Saint-Maurice: Près de 1’500 fidèles attendus au 13ème Pèlerinage aux Saints d'Afrique
Rencontre avec l’invité d’honneur, Mgr Arlindo Gomes Furtado, évêque du Cap-Vert
Saint-Maurice/Fribourg, 27 mai 2014 (Apic) Près de 1’500 pèlerins de toute la Suisse et de France voisine sont attendus dans la soirée du samedi 31 mai et la journée du dimanche 1er juin pour la 13ème édition du Pèlerinage aux Saints d’Afrique. Cet événement a lieu traditionnellement à l’Abbaye de Saint-Maurice d’Agaune, en Valais. L’hôte d’honneur de cette année est Mgr Arlindo Gomes Furtado, évêque de Santiago de Cabo Verde, à Praia, capitale de République du Cap-Vert. Les Cap-Verdiens vivant en Suisse se sont fortement mobilisés et ils ont cotisé pour l’inviter au Pèlerinage.
Après la communauté érythréenne l’an dernier, c’est au tour des Cap-Verdiens de Suisse d’organiser, en collaboration avec la Coopération Missionnaire de Suisse, l’édition de cette année, qui a pour thème «Evangile et Paix». Ce pèlerinage rassemble des Africains, des Suisses et des Français (on attend notamment des Cap-Verdiens de Thonon et d’Annemasse) sur le lieu où, selon la tradition, saint Maurice et ses compagnons de la Légion thébaine – venus de l’actuelle Louxor, en Haute-Egypte -, sont morts martyrs vers l’an 300.

> Consigne 1
Recopiez à l'identique le passage des enregistrements qui va de leur début jusqu'à la ligne contenant « person-intro: Love swimming! », cette ligne comprise.

> Données présentées
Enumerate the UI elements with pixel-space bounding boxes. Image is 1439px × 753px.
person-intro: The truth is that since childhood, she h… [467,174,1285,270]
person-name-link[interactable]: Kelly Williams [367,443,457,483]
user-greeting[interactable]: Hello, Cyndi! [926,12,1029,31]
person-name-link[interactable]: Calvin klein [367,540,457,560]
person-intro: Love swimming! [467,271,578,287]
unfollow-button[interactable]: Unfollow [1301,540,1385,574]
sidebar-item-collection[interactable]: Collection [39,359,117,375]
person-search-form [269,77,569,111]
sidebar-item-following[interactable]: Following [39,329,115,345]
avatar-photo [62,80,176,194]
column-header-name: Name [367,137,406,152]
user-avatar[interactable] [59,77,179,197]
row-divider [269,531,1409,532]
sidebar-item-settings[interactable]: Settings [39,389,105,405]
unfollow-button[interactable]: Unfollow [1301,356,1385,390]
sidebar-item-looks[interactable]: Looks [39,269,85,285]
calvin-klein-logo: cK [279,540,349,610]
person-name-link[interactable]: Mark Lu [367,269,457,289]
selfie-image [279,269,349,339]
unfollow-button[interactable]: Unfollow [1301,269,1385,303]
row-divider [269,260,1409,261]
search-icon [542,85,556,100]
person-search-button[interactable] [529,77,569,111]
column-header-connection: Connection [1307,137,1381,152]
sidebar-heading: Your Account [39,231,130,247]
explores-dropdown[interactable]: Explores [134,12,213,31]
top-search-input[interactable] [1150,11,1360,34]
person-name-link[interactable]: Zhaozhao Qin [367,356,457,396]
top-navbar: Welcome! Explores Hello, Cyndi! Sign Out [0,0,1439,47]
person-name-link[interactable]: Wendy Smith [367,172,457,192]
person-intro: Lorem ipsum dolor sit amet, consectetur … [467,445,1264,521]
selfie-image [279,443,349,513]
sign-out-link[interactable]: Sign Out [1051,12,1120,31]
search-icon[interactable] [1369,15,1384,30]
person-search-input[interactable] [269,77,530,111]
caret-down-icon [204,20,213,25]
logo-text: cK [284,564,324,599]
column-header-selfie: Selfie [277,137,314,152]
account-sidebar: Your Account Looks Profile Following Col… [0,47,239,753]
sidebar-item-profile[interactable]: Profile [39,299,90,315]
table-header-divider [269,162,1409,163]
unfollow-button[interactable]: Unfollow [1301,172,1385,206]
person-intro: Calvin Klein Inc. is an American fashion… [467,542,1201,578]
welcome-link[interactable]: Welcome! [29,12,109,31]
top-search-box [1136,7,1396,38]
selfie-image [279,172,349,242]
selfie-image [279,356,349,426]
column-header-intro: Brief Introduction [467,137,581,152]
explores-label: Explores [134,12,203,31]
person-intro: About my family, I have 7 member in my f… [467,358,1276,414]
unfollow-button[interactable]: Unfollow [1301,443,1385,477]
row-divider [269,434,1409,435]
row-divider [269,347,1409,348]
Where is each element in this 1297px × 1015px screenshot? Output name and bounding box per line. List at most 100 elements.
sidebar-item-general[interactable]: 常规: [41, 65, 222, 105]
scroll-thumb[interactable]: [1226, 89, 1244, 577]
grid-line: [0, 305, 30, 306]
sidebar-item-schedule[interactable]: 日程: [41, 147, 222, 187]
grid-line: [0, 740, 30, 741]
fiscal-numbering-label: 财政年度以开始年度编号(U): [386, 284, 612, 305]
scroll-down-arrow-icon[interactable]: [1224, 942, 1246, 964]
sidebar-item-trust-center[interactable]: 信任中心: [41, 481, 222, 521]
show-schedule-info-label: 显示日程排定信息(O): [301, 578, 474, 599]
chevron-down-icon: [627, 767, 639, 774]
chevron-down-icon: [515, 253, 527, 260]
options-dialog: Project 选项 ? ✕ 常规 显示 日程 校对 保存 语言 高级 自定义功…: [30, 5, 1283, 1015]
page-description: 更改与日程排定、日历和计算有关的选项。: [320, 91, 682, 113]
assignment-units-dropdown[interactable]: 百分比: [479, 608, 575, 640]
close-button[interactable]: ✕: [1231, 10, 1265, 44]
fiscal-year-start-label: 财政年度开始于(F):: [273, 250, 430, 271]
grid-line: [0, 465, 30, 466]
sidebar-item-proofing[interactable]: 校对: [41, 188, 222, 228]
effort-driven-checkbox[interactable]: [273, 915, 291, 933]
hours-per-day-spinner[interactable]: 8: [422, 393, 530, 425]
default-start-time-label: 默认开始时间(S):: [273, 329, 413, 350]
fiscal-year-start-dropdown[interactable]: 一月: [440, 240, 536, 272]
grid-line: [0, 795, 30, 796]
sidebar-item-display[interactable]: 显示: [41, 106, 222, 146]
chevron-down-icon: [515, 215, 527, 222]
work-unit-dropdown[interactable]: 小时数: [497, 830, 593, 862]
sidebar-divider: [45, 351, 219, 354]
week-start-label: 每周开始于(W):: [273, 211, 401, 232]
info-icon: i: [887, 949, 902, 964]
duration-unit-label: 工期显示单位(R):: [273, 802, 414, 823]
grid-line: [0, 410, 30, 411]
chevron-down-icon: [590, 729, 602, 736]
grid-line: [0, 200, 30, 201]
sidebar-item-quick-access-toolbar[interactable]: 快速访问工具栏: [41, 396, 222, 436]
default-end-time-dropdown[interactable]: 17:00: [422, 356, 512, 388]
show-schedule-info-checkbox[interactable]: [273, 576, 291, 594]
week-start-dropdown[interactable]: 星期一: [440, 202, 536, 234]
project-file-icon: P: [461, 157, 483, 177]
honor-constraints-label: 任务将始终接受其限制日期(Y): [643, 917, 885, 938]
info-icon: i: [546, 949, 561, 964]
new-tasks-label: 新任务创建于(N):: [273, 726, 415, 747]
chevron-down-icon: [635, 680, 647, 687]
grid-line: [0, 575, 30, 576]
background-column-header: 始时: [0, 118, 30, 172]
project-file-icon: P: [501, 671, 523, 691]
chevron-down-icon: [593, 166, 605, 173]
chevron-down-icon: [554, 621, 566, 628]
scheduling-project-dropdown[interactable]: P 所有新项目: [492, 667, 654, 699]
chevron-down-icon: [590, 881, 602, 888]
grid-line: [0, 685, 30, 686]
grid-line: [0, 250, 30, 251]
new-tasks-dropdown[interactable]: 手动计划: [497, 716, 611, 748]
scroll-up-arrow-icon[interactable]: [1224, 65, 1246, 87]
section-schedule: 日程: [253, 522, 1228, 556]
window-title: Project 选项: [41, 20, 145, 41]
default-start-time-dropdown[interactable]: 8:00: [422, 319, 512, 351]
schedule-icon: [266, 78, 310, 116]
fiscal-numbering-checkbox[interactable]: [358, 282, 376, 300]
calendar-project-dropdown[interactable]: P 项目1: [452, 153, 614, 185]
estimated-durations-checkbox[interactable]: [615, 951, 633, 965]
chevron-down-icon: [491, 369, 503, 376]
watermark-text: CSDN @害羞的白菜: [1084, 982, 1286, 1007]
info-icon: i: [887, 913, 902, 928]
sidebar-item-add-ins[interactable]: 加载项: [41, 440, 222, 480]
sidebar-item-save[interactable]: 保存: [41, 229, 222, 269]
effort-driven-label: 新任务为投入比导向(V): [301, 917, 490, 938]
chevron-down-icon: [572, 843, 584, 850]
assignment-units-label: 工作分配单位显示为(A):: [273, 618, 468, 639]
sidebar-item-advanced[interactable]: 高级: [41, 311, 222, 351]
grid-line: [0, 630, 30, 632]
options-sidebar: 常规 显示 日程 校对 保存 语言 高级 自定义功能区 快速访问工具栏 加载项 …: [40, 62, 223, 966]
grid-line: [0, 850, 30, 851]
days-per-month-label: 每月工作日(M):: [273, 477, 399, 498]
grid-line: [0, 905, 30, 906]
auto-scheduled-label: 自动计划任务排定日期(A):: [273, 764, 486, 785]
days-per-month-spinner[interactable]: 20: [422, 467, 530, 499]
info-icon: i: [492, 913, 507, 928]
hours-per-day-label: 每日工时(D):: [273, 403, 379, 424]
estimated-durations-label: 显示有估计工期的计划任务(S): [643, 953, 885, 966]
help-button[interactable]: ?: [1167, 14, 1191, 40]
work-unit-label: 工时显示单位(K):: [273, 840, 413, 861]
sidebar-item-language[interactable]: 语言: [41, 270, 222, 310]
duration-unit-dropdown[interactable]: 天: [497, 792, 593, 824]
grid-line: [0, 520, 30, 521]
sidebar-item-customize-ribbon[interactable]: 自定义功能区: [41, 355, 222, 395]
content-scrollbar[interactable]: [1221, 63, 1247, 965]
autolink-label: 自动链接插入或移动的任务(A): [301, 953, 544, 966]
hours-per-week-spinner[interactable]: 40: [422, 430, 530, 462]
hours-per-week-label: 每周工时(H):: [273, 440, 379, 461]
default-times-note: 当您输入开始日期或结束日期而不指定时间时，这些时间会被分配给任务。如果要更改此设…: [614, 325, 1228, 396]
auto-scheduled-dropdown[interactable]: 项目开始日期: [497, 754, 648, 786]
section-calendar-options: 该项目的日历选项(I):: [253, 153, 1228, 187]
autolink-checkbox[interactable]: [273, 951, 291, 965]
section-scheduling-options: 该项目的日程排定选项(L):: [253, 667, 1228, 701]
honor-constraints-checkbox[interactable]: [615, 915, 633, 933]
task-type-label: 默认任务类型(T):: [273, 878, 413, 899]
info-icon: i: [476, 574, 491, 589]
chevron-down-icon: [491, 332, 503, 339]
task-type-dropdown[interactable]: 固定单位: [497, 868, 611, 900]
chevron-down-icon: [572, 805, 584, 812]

> Consigne 2
D'après l'article sur le pèlerinage, quel est le thème de l'édition de cette année ?

> Corrigé complet 1
Enumerate the UI elements with pixel-space bounding boxes. Image is 1439px × 753px.
person-intro: The truth is that since childhood, she h… [467,174,1285,270]
person-name-link[interactable]: Kelly Williams [367,443,457,483]
user-greeting[interactable]: Hello, Cyndi! [926,12,1029,31]
person-name-link[interactable]: Calvin klein [367,540,457,560]
person-intro: Love swimming! [467,271,578,287]

> Corrigé complet 2
Le thème de cette année est « Evangile et Paix ».